### What to work on
Extract the lines below word for word, starting at the beginning of the rows and ending at the line that contains "58, 1170, 88]".

### Information given

□ □ □ □ □ □ □

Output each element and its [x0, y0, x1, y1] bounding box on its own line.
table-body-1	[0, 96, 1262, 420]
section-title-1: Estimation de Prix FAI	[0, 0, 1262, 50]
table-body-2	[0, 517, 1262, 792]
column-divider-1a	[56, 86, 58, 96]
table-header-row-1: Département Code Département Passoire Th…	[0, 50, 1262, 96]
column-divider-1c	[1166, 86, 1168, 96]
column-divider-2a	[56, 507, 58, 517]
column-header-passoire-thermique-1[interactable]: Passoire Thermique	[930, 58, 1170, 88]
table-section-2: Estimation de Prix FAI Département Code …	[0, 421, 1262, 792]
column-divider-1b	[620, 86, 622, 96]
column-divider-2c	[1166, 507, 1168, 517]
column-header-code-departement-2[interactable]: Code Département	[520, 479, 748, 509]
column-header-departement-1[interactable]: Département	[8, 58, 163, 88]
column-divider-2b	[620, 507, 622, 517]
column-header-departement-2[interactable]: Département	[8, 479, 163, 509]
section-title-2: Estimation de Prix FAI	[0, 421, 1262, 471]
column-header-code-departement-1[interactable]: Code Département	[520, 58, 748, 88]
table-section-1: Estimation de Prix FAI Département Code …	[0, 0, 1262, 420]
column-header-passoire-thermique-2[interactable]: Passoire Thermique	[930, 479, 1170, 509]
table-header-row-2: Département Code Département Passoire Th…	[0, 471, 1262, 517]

□ □ □ □ □ □ □

### Complete output
Output each element and its [x0, y0, x1, y1] bounding box on its own line.
table-body-1	[0, 96, 1262, 420]
section-title-1: Estimation de Prix FAI	[0, 0, 1262, 50]
table-body-2	[0, 517, 1262, 792]
column-divider-1a	[56, 86, 58, 96]
table-header-row-1: Département Code Département Passoire Th…	[0, 50, 1262, 96]
column-divider-1c	[1166, 86, 1168, 96]
column-divider-2a	[56, 507, 58, 517]
column-header-passoire-thermique-1[interactable]: Passoire Thermique	[930, 58, 1170, 88]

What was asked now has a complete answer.